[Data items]
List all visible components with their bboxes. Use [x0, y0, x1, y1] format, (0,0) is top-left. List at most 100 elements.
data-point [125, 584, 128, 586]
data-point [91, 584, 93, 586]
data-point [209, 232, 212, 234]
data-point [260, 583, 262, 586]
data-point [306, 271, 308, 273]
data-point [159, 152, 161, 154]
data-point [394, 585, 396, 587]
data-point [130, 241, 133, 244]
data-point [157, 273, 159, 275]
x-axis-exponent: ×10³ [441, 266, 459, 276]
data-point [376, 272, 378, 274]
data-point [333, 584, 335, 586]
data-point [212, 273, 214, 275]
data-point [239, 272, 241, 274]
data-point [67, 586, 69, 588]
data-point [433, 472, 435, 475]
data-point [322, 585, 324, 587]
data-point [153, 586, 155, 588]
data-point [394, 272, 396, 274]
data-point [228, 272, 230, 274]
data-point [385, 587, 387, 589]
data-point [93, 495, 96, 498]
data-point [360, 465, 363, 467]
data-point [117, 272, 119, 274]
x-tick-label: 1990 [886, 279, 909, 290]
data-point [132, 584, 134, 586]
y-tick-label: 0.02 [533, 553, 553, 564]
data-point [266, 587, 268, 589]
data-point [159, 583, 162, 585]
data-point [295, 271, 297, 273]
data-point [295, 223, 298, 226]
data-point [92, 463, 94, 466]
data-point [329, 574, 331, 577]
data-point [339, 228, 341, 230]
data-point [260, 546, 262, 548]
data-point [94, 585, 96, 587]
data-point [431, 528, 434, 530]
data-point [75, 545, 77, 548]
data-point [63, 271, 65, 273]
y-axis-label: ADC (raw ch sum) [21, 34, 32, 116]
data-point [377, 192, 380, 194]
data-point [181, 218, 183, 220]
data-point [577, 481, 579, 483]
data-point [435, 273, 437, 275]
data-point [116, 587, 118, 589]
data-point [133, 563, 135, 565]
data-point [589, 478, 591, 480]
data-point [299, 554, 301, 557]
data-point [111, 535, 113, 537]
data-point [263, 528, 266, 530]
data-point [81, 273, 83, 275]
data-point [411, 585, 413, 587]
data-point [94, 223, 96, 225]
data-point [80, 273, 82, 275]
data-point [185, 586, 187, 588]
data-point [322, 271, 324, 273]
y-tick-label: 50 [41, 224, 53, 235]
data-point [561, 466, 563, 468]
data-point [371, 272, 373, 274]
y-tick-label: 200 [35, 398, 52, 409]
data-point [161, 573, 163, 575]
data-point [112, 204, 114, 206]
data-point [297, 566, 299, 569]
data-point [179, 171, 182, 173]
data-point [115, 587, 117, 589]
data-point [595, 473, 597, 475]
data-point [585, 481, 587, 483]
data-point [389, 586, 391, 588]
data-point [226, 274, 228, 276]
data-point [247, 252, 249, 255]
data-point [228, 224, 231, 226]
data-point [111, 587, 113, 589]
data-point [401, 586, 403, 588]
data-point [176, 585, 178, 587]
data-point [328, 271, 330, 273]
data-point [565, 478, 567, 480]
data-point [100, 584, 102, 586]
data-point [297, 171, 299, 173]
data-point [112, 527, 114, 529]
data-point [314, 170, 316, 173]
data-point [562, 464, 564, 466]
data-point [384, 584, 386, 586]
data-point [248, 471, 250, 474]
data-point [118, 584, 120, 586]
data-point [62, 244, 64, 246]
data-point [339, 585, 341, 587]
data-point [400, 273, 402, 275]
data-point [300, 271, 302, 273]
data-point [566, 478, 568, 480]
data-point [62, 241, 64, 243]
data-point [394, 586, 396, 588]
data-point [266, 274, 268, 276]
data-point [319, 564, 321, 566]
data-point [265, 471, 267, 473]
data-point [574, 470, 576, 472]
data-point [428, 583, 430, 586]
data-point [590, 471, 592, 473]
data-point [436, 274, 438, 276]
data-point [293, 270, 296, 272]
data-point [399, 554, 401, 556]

Written task >> Copy every line of the entries above precisely as it appears, without changing anything.

Task answer >>
List all visible components with their bboxes. Use [x0, y0, x1, y1] format, (0,0) is top-left. List at most 100 elements.
data-point [125, 584, 128, 586]
data-point [91, 584, 93, 586]
data-point [209, 232, 212, 234]
data-point [260, 583, 262, 586]
data-point [306, 271, 308, 273]
data-point [159, 152, 161, 154]
data-point [394, 585, 396, 587]
data-point [130, 241, 133, 244]
data-point [157, 273, 159, 275]
x-axis-exponent: ×10³ [441, 266, 459, 276]
data-point [376, 272, 378, 274]
data-point [333, 584, 335, 586]
data-point [212, 273, 214, 275]
data-point [239, 272, 241, 274]
data-point [67, 586, 69, 588]
data-point [433, 472, 435, 475]
data-point [322, 585, 324, 587]
data-point [153, 586, 155, 588]
data-point [394, 272, 396, 274]
data-point [228, 272, 230, 274]
data-point [385, 587, 387, 589]
data-point [93, 495, 96, 498]
data-point [360, 465, 363, 467]
data-point [117, 272, 119, 274]
x-tick-label: 1990 [886, 279, 909, 290]
data-point [132, 584, 134, 586]
y-tick-label: 0.02 [533, 553, 553, 564]
data-point [266, 587, 268, 589]
data-point [159, 583, 162, 585]
data-point [295, 271, 297, 273]
data-point [295, 223, 298, 226]
data-point [92, 463, 94, 466]
data-point [329, 574, 331, 577]
data-point [339, 228, 341, 230]
data-point [260, 546, 262, 548]
data-point [94, 585, 96, 587]
data-point [431, 528, 434, 530]
data-point [75, 545, 77, 548]
data-point [63, 271, 65, 273]
y-axis-label: ADC (raw ch sum) [21, 34, 32, 116]
data-point [377, 192, 380, 194]
data-point [181, 218, 183, 220]
data-point [577, 481, 579, 483]
data-point [435, 273, 437, 275]
data-point [116, 587, 118, 589]
data-point [133, 563, 135, 565]
data-point [589, 478, 591, 480]
data-point [299, 554, 301, 557]
data-point [111, 535, 113, 537]
data-point [263, 528, 266, 530]
data-point [81, 273, 83, 275]
data-point [411, 585, 413, 587]
data-point [94, 223, 96, 225]
data-point [80, 273, 82, 275]
data-point [185, 586, 187, 588]
data-point [322, 271, 324, 273]
y-tick-label: 50 [41, 224, 53, 235]
data-point [561, 466, 563, 468]
data-point [371, 272, 373, 274]
y-tick-label: 200 [35, 398, 52, 409]
data-point [161, 573, 163, 575]
data-point [112, 204, 114, 206]
data-point [297, 566, 299, 569]
data-point [179, 171, 182, 173]
data-point [115, 587, 117, 589]
data-point [595, 473, 597, 475]
data-point [585, 481, 587, 483]
data-point [389, 586, 391, 588]
data-point [226, 274, 228, 276]
data-point [247, 252, 249, 255]
data-point [228, 224, 231, 226]
data-point [111, 587, 113, 589]
data-point [401, 586, 403, 588]
data-point [176, 585, 178, 587]
data-point [328, 271, 330, 273]
data-point [565, 478, 567, 480]
data-point [100, 584, 102, 586]
data-point [297, 171, 299, 173]
data-point [112, 527, 114, 529]
data-point [314, 170, 316, 173]
data-point [562, 464, 564, 466]
data-point [384, 584, 386, 586]
data-point [248, 471, 250, 474]
data-point [118, 584, 120, 586]
data-point [62, 244, 64, 246]
data-point [339, 585, 341, 587]
data-point [400, 273, 402, 275]
data-point [300, 271, 302, 273]
data-point [566, 478, 568, 480]
data-point [62, 241, 64, 243]
data-point [394, 586, 396, 588]
data-point [266, 274, 268, 276]
data-point [319, 564, 321, 566]
data-point [265, 471, 267, 473]
data-point [574, 470, 576, 472]
data-point [428, 583, 430, 586]
data-point [590, 471, 592, 473]
data-point [436, 274, 438, 276]
data-point [293, 270, 296, 272]
data-point [399, 554, 401, 556]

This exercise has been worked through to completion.